## begin Record set

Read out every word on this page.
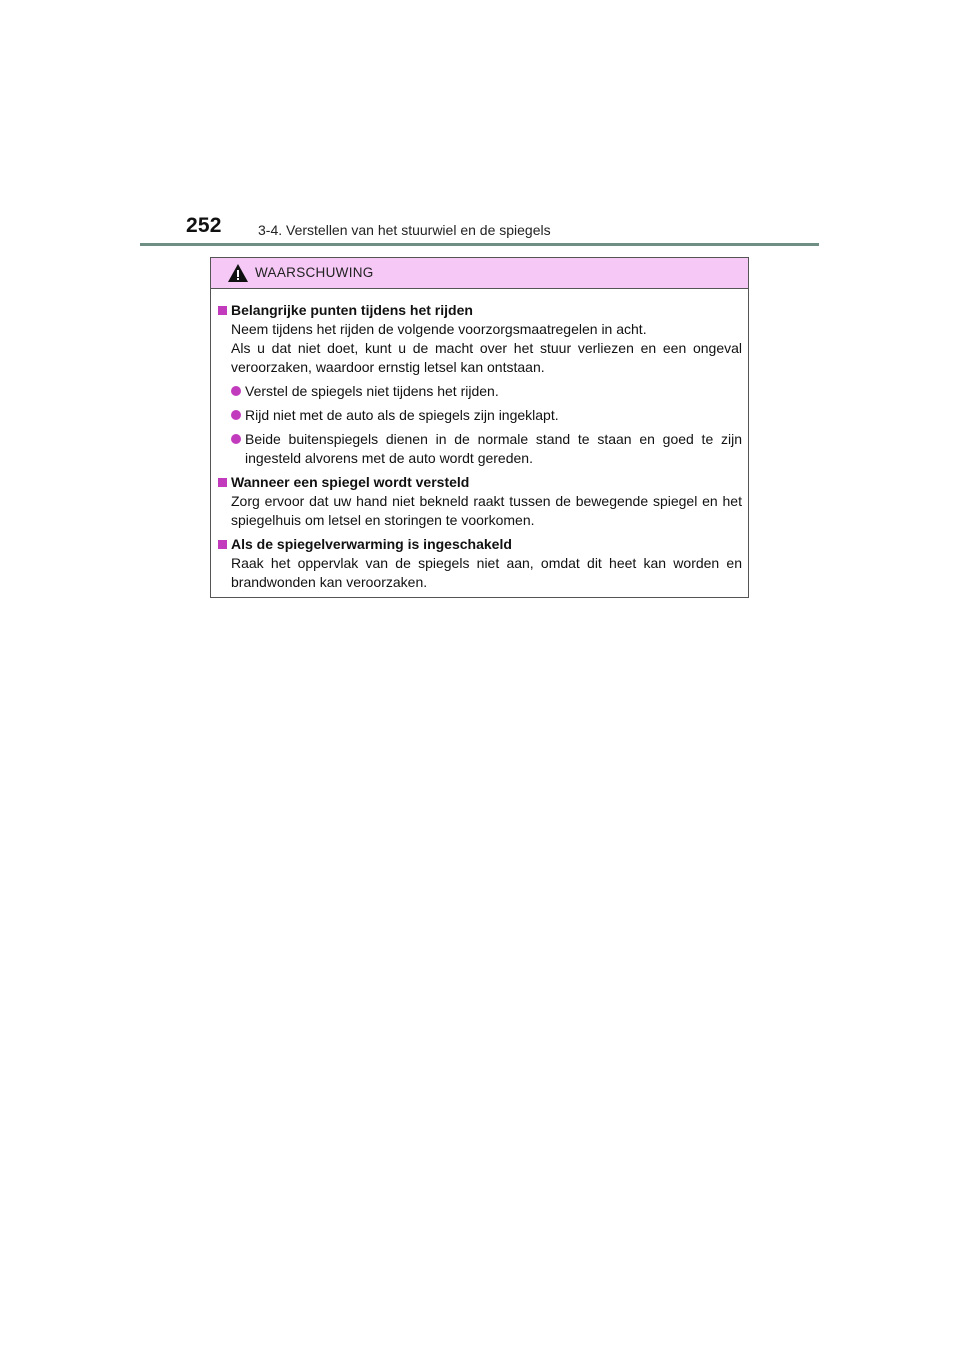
252	3-4. Verstellen van het stuurwiel en de spiegels
WAARSCHUWING
Belangrijke punten tijdens het rijden
Neem tijdens het rijden de volgende voorzorgsmaatregelen in acht.
Als u dat niet doet, kunt u de macht over het stuur verliezen en een ongeval veroorzaken, waardoor ernstig letsel kan ontstaan.
Verstel de spiegels niet tijdens het rijden.
Rijd niet met de auto als de spiegels zijn ingeklapt.
Beide buitenspiegels dienen in de normale stand te staan en goed te zijn ingesteld alvorens met de auto wordt gereden.
Wanneer een spiegel wordt versteld
Zorg ervoor dat uw hand niet bekneld raakt tussen de bewegende spiegel en het spiegelhuis om letsel en storingen te voorkomen.
Als de spiegelverwarming is ingeschakeld
Raak het oppervlak van de spiegels niet aan, omdat dit heet kan worden en brandwonden kan veroorzaken.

## end Record set

Written instruction: Retype the entries word for word. Omit any images.

Response:
Read out every word on this page.
252	3-4. Verstellen van het stuurwiel en de spiegels
WAARSCHUWING
Belangrijke punten tijdens het rijden
Neem tijdens het rijden de volgende voorzorgsmaatregelen in acht.
Als u dat niet doet, kunt u de macht over het stuur verliezen en een ongeval veroorzaken, waardoor ernstig letsel kan ontstaan.
Verstel de spiegels niet tijdens het rijden.
Rijd niet met de auto als de spiegels zijn ingeklapt.
Beide buitenspiegels dienen in de normale stand te staan en goed te zijn ingesteld alvorens met de auto wordt gereden.
Wanneer een spiegel wordt versteld
Zorg ervoor dat uw hand niet bekneld raakt tussen de bewegende spiegel en het spiegelhuis om letsel en storingen te voorkomen.
Als de spiegelverwarming is ingeschakeld
Raak het oppervlak van de spiegels niet aan, omdat dit heet kan worden en brandwonden kan veroorzaken.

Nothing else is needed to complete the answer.